Job: Find the lines with "Background" in them and copy them out.

──────────

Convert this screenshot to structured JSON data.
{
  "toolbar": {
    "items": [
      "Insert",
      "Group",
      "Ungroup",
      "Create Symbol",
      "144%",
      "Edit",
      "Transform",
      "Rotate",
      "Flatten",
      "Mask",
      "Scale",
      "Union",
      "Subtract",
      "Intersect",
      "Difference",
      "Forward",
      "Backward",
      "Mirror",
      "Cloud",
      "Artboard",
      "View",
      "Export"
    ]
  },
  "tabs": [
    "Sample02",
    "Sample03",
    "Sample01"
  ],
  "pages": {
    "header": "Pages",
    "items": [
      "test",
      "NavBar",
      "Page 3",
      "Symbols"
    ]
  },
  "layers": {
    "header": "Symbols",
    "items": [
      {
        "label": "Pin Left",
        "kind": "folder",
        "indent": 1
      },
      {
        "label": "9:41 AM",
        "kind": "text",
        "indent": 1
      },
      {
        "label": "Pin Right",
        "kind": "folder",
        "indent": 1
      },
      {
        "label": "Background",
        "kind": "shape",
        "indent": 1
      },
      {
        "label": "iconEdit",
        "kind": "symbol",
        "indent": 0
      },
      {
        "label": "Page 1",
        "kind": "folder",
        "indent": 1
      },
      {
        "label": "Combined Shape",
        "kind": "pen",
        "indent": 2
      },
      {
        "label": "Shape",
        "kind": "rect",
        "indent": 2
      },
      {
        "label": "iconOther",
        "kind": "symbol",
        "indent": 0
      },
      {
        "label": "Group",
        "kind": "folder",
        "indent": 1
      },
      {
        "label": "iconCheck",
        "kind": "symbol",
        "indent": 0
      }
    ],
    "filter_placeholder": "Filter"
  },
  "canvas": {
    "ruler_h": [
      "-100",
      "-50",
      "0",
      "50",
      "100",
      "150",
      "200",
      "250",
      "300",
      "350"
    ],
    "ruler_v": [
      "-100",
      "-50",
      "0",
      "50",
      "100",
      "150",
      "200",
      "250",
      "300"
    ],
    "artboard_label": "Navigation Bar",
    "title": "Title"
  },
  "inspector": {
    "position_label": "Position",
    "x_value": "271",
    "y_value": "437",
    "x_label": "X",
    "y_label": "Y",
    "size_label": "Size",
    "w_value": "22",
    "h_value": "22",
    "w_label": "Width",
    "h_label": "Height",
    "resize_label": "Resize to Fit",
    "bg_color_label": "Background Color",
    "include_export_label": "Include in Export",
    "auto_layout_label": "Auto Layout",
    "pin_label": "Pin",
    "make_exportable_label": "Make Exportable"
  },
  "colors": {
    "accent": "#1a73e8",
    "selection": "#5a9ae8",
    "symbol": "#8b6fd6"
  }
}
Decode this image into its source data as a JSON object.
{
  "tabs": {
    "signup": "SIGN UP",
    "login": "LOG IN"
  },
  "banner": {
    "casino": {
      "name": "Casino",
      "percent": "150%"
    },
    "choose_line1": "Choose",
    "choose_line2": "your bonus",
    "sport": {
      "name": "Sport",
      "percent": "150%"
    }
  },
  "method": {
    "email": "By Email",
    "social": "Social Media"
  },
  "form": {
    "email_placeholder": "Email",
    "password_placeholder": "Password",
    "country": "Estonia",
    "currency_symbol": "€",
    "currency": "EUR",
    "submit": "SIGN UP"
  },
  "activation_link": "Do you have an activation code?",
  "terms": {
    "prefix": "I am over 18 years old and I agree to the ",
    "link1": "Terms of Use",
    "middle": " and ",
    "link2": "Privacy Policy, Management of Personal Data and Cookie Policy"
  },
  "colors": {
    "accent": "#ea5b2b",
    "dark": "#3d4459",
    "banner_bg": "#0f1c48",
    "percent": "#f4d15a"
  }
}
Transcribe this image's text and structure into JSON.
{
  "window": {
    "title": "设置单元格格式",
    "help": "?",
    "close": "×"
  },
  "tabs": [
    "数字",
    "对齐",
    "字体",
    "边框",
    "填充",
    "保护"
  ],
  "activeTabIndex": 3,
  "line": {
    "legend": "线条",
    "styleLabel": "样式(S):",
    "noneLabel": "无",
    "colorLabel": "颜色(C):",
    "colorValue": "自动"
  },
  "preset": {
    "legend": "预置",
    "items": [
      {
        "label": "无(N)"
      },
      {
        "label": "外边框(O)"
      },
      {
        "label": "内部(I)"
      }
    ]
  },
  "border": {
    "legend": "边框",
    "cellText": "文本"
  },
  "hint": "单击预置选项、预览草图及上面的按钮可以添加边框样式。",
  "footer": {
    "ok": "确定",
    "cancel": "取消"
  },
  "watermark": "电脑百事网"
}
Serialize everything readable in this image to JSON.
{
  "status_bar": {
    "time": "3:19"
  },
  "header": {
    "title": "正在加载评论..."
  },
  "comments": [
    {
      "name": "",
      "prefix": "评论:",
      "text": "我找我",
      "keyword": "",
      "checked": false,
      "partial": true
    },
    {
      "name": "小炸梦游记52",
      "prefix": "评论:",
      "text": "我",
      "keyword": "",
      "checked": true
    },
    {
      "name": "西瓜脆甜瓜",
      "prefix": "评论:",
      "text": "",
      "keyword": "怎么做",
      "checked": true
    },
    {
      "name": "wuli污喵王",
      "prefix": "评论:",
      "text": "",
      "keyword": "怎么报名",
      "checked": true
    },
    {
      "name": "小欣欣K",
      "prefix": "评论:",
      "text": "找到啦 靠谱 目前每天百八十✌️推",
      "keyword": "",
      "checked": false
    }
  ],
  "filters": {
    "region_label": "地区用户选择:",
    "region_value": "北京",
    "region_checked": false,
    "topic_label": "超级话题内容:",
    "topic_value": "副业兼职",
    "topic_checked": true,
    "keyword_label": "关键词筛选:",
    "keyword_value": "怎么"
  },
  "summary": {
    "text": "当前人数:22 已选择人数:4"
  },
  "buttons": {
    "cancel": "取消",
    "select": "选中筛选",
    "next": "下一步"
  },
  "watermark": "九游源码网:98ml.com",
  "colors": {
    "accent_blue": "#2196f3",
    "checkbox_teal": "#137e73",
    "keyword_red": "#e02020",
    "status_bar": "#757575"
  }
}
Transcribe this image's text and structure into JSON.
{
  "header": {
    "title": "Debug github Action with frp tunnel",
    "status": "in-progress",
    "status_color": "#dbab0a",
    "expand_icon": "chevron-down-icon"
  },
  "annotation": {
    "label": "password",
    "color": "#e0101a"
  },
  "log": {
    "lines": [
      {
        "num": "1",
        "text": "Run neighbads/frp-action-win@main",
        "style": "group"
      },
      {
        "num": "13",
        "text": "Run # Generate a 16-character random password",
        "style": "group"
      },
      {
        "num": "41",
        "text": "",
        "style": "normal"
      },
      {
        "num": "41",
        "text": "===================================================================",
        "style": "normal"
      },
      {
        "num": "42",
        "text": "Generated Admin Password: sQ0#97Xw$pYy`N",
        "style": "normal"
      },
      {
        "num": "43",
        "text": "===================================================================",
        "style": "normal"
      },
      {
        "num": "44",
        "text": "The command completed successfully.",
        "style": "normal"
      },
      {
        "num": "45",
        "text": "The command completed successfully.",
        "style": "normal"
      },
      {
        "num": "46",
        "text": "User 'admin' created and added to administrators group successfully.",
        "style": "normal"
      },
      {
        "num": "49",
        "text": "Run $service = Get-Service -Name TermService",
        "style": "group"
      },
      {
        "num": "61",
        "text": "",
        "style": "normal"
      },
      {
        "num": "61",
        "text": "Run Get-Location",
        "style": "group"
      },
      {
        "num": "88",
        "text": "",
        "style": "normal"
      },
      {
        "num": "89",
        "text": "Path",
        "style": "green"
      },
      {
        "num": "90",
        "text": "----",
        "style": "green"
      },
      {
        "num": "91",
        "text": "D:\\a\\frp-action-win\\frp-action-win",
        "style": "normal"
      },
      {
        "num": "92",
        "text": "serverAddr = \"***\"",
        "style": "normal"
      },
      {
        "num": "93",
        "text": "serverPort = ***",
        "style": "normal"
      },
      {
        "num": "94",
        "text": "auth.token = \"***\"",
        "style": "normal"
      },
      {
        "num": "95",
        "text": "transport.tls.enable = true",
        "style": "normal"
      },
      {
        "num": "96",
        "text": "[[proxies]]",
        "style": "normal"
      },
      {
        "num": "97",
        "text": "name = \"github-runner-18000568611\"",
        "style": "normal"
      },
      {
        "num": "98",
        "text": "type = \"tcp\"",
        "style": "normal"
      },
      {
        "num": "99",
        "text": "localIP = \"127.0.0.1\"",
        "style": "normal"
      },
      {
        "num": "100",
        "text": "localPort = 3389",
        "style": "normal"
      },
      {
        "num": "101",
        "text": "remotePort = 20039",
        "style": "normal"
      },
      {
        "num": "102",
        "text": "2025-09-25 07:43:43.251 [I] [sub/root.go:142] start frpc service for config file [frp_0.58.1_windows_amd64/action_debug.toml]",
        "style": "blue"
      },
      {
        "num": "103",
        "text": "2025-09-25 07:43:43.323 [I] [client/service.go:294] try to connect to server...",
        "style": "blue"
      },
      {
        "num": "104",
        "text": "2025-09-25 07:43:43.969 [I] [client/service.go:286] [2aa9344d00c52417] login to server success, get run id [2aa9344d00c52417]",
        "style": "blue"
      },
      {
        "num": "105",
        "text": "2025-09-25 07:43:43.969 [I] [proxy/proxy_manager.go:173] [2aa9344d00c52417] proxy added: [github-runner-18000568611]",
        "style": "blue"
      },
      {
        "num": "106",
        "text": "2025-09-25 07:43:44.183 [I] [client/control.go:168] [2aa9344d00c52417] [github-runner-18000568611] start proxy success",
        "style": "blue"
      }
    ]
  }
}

──────────

Written reply:
        "label": "Background",
    "bg_color_label": "Background Color",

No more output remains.